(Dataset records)

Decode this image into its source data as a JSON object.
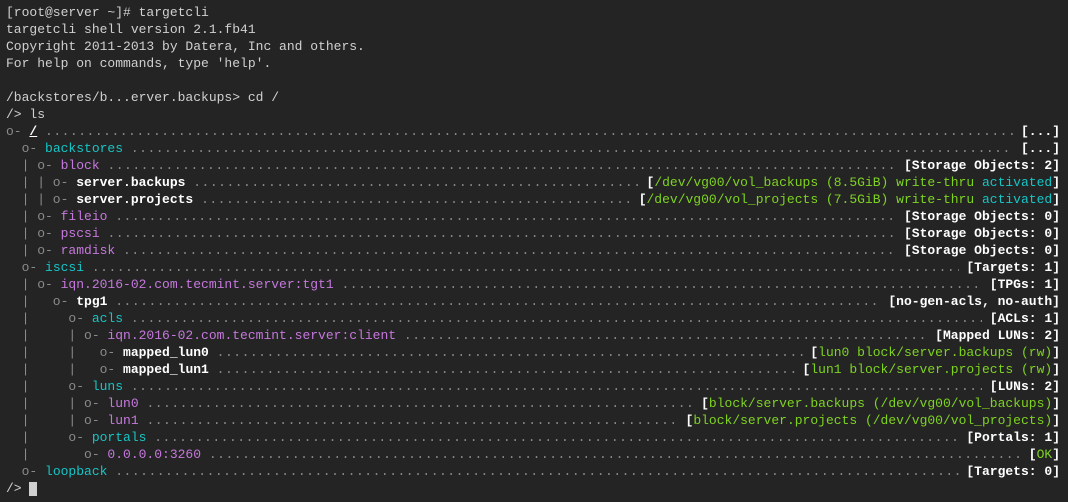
{
  "header": {
    "prompt": "[root@server ~]# ",
    "cmd": "targetcli",
    "version": "targetcli shell version 2.1.fb41",
    "copyright": "Copyright 2011-2013 by Datera, Inc and others.",
    "help": "For help on commands, type 'help'."
  },
  "nav": {
    "path_prompt": "/backstores/b...erver.backups> ",
    "cd_cmd": "cd /",
    "ls_prompt": "/> ",
    "ls_cmd": "ls"
  },
  "tree": {
    "root_label": "/",
    "root_info": "[...]",
    "backstores": {
      "label": "backstores",
      "info": "[...]",
      "block": {
        "label": "block",
        "info_pre": "[Storage Objects: 2]",
        "backups": {
          "label": "server.backups",
          "dev": "/dev/vg00/vol_backups (8.5GiB) write-thru ",
          "state": "activated"
        },
        "projects": {
          "label": "server.projects",
          "dev": "/dev/vg00/vol_projects (7.5GiB) write-thru ",
          "state": "activated"
        }
      },
      "fileio": {
        "label": "fileio",
        "info": "[Storage Objects: 0]"
      },
      "pscsi": {
        "label": "pscsi",
        "info": "[Storage Objects: 0]"
      },
      "ramdisk": {
        "label": "ramdisk",
        "info": "[Storage Objects: 0]"
      }
    },
    "iscsi": {
      "label": "iscsi",
      "info": "[Targets: 1]",
      "target": {
        "label": "iqn.2016-02.com.tecmint.server:tgt1",
        "info": "[TPGs: 1]",
        "tpg": {
          "label": "tpg1",
          "info": "[no-gen-acls, no-auth]",
          "acls": {
            "label": "acls",
            "info": "[ACLs: 1]",
            "client": {
              "label": "iqn.2016-02.com.tecmint.server:client",
              "info": "[Mapped LUNs: 2]",
              "ml0": {
                "label": "mapped_lun0",
                "map": "lun0 block/server.backups (rw)"
              },
              "ml1": {
                "label": "mapped_lun1",
                "map": "lun1 block/server.projects (rw)"
              }
            }
          },
          "luns": {
            "label": "luns",
            "info": "[LUNs: 2]",
            "l0": {
              "label": "lun0",
              "map": "block/server.backups (/dev/vg00/vol_backups)"
            },
            "l1": {
              "label": "lun1",
              "map": "block/server.projects (/dev/vg00/vol_projects)"
            }
          },
          "portals": {
            "label": "portals",
            "info": "[Portals: 1]",
            "p0": {
              "label": "0.0.0.0:3260",
              "status": "OK"
            }
          }
        }
      }
    },
    "loopback": {
      "label": "loopback",
      "info": "[Targets: 0]"
    }
  },
  "tail": {
    "prompt": "/> "
  }
}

THE EXERCISE:
Your copy of the data above should match it exactly, except that pictures are left out.

RESPONSE TO THE TASK:
Decode this image into its source data as a JSON object.
{
  "header": {
    "prompt": "[root@server ~]# ",
    "cmd": "targetcli",
    "version": "targetcli shell version 2.1.fb41",
    "copyright": "Copyright 2011-2013 by Datera, Inc and others.",
    "help": "For help on commands, type 'help'."
  },
  "nav": {
    "path_prompt": "/backstores/b...erver.backups> ",
    "cd_cmd": "cd /",
    "ls_prompt": "/> ",
    "ls_cmd": "ls"
  },
  "tree": {
    "root_label": "/",
    "root_info": "[...]",
    "backstores": {
      "label": "backstores",
      "info": "[...]",
      "block": {
        "label": "block",
        "info_pre": "[Storage Objects: 2]",
        "backups": {
          "label": "server.backups",
          "dev": "/dev/vg00/vol_backups (8.5GiB) write-thru ",
          "state": "activated"
        },
        "projects": {
          "label": "server.projects",
          "dev": "/dev/vg00/vol_projects (7.5GiB) write-thru ",
          "state": "activated"
        }
      },
      "fileio": {
        "label": "fileio",
        "info": "[Storage Objects: 0]"
      },
      "pscsi": {
        "label": "pscsi",
        "info": "[Storage Objects: 0]"
      },
      "ramdisk": {
        "label": "ramdisk",
        "info": "[Storage Objects: 0]"
      }
    },
    "iscsi": {
      "label": "iscsi",
      "info": "[Targets: 1]",
      "target": {
        "label": "iqn.2016-02.com.tecmint.server:tgt1",
        "info": "[TPGs: 1]",
        "tpg": {
          "label": "tpg1",
          "info": "[no-gen-acls, no-auth]",
          "acls": {
            "label": "acls",
            "info": "[ACLs: 1]",
            "client": {
              "label": "iqn.2016-02.com.tecmint.server:client",
              "info": "[Mapped LUNs: 2]",
              "ml0": {
                "label": "mapped_lun0",
                "map": "lun0 block/server.backups (rw)"
              },
              "ml1": {
                "label": "mapped_lun1",
                "map": "lun1 block/server.projects (rw)"
              }
            }
          },
          "luns": {
            "label": "luns",
            "info": "[LUNs: 2]",
            "l0": {
              "label": "lun0",
              "map": "block/server.backups (/dev/vg00/vol_backups)"
            },
            "l1": {
              "label": "lun1",
              "map": "block/server.projects (/dev/vg00/vol_projects)"
            }
          },
          "portals": {
            "label": "portals",
            "info": "[Portals: 1]",
            "p0": {
              "label": "0.0.0.0:3260",
              "status": "OK"
            }
          }
        }
      }
    },
    "loopback": {
      "label": "loopback",
      "info": "[Targets: 0]"
    }
  },
  "tail": {
    "prompt": "/> "
  }
}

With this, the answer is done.